TO BE DONE => Switch every "candle-body" to "candle-rect" in the entries starting at the first line and ending at the line containing "ellipse <box>212 298 262 338</box>", leaving all else unchanged. Return only those lines.

Spatial layout data =>
"""
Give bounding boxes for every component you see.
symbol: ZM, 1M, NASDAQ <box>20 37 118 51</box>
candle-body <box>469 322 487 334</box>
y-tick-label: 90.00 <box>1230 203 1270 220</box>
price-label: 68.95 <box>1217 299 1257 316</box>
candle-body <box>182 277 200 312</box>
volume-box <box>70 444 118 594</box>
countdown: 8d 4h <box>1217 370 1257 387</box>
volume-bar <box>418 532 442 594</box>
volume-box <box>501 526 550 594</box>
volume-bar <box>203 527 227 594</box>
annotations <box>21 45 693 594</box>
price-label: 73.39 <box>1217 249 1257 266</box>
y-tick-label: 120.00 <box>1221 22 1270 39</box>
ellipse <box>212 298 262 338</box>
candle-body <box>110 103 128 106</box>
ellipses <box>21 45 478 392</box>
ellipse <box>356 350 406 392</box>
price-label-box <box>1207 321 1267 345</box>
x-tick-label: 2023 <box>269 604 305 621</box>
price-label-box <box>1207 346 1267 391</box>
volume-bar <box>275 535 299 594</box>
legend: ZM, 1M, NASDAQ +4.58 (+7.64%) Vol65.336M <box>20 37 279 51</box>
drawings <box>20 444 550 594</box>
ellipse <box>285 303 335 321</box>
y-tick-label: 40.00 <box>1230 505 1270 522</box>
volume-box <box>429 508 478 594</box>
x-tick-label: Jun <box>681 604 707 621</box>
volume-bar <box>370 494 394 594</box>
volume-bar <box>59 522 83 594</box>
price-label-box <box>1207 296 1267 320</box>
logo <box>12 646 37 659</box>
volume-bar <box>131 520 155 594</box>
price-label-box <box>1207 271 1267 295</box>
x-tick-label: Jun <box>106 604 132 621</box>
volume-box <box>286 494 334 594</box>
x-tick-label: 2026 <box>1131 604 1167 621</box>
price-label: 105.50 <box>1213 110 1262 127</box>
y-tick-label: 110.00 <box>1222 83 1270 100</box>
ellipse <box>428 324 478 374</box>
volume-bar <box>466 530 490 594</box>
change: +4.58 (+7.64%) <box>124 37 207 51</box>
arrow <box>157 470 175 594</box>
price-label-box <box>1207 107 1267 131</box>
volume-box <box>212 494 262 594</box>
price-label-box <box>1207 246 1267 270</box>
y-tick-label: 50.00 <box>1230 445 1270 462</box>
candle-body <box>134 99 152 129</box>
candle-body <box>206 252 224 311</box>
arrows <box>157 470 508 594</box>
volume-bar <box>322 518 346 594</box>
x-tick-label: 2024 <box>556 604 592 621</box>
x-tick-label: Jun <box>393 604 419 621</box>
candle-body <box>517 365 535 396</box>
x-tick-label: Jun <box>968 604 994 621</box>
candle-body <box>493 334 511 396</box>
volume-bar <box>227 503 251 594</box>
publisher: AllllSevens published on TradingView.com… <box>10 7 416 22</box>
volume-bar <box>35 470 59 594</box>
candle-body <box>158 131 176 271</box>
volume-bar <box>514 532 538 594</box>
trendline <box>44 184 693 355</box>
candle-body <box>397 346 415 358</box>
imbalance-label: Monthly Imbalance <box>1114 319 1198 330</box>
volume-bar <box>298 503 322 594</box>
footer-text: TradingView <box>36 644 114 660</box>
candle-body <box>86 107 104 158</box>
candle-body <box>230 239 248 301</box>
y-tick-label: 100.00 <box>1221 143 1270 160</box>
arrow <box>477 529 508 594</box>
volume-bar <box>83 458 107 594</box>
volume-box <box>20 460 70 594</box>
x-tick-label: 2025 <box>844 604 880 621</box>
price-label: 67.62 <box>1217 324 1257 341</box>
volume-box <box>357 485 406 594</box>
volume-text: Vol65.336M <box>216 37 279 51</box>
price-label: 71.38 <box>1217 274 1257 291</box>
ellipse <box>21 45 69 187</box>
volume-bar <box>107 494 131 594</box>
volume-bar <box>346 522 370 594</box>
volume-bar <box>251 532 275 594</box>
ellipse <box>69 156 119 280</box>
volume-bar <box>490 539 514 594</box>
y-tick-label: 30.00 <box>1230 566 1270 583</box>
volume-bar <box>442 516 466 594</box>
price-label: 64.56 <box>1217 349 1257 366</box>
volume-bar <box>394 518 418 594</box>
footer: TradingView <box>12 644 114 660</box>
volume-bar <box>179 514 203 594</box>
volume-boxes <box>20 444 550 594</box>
"""
EXPECTED ANSWER =>
Give bounding boxes for every component you see.
symbol: ZM, 1M, NASDAQ <box>20 37 118 51</box>
candle-rect <box>469 322 487 334</box>
y-tick-label: 90.00 <box>1230 203 1270 220</box>
price-label: 68.95 <box>1217 299 1257 316</box>
candle-rect <box>182 277 200 312</box>
volume-box <box>70 444 118 594</box>
countdown: 8d 4h <box>1217 370 1257 387</box>
volume-bar <box>418 532 442 594</box>
volume-box <box>501 526 550 594</box>
volume-bar <box>203 527 227 594</box>
annotations <box>21 45 693 594</box>
price-label: 73.39 <box>1217 249 1257 266</box>
y-tick-label: 120.00 <box>1221 22 1270 39</box>
ellipse <box>212 298 262 338</box>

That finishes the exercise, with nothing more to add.